■ Source material ■
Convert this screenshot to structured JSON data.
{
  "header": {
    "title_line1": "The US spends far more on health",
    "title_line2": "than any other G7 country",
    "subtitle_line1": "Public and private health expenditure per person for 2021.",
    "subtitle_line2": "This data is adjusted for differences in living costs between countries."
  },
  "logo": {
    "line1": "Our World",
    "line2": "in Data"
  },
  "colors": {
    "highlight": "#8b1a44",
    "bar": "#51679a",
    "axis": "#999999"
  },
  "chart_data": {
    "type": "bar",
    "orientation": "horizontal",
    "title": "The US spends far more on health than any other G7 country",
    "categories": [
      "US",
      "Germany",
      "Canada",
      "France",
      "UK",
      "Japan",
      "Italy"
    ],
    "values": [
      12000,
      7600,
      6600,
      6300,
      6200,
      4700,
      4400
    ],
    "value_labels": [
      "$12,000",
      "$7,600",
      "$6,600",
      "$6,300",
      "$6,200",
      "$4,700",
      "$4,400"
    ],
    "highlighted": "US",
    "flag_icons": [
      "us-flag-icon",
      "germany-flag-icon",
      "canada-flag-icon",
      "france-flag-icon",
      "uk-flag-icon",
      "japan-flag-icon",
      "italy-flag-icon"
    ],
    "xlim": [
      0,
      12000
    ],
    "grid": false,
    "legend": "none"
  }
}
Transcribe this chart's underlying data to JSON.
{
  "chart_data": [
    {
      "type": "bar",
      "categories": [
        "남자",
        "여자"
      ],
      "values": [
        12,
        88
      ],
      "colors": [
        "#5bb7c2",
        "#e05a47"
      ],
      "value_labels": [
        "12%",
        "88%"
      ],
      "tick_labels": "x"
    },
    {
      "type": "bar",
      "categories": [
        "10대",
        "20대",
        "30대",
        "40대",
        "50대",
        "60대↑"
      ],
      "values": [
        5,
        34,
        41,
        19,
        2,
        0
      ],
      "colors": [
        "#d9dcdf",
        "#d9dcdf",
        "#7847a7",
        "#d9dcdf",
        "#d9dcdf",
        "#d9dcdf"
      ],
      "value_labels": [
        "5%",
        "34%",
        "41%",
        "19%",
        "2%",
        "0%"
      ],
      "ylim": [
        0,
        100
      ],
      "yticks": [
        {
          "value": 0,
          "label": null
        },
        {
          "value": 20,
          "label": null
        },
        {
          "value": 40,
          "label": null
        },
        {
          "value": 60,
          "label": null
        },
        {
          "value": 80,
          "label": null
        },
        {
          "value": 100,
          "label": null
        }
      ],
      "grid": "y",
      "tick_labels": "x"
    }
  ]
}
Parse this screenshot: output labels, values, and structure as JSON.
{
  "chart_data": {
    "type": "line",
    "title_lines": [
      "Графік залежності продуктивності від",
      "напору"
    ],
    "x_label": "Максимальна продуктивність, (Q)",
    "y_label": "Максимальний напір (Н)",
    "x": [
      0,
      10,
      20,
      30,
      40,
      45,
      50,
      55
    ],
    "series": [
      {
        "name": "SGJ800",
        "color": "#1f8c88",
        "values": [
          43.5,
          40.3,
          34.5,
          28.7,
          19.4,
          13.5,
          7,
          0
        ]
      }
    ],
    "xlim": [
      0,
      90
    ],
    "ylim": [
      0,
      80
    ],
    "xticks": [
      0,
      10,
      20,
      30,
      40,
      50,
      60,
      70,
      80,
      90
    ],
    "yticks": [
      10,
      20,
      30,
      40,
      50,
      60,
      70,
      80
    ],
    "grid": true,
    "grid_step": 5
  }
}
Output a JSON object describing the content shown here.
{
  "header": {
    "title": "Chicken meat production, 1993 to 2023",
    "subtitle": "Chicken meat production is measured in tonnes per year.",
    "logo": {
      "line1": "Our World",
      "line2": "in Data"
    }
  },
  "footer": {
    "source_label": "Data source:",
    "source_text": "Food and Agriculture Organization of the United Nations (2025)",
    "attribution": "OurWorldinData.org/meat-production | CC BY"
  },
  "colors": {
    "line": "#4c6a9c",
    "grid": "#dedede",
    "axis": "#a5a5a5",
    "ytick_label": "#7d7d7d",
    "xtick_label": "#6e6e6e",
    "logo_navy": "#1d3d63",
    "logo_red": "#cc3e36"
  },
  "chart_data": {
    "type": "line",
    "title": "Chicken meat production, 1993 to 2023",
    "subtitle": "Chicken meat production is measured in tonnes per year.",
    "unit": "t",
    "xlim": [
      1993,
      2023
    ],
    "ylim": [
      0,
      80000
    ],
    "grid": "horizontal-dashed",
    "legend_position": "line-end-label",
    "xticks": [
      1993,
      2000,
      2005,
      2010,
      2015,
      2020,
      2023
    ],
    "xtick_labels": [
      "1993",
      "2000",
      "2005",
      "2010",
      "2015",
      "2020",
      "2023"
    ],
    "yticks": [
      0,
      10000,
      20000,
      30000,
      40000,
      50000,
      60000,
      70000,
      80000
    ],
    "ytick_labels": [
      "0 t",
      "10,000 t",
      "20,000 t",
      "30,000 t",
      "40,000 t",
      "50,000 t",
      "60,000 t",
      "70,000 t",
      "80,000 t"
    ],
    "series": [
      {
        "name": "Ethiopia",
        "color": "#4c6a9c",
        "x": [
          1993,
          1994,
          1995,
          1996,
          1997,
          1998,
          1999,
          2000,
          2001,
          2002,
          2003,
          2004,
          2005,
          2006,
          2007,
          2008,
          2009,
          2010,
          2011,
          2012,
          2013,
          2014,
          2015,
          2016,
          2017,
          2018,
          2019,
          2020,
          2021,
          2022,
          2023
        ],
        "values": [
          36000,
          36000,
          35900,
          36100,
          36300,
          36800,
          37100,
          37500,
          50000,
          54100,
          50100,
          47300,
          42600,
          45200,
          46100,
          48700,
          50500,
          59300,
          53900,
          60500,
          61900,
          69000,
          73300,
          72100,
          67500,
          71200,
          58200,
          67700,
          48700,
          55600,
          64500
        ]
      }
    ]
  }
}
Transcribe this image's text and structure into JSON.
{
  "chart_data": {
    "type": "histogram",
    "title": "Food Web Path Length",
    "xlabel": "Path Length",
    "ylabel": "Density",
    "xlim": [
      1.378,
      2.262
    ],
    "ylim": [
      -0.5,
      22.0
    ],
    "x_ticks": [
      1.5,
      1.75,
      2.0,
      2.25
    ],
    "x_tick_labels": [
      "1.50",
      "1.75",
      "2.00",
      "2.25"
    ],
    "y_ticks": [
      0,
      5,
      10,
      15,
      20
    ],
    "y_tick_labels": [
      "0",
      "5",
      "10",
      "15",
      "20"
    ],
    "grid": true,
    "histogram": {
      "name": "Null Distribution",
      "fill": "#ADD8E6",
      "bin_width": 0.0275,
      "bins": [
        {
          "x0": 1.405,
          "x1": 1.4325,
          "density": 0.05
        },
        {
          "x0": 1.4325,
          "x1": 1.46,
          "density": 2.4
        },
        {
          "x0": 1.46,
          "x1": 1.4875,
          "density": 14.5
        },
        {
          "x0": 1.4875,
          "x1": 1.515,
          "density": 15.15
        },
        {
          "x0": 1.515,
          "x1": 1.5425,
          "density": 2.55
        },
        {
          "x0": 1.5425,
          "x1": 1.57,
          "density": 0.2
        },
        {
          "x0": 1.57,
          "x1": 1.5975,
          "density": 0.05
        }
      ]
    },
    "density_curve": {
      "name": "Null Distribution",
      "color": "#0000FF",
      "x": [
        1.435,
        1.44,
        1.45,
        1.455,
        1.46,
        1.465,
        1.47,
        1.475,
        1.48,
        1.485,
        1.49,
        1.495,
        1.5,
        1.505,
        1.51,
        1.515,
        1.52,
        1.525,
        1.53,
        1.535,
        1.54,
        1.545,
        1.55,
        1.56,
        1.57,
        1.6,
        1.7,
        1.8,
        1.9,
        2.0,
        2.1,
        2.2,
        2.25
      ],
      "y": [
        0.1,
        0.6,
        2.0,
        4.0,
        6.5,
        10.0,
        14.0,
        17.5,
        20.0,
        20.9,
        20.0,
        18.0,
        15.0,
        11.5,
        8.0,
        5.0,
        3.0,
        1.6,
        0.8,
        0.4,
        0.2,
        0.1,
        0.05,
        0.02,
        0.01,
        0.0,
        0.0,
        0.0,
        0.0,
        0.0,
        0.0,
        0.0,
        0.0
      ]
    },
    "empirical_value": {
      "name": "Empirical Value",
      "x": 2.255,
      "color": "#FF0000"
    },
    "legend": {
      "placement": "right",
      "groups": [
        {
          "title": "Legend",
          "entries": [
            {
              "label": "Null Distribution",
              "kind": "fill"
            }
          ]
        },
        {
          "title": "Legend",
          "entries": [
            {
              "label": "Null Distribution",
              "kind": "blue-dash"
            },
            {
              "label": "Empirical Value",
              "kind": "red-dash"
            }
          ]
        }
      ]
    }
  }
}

■ Given problem ■
Your answer should be a single number: the count of lines that contain "Length".

■ Exercise response ■
2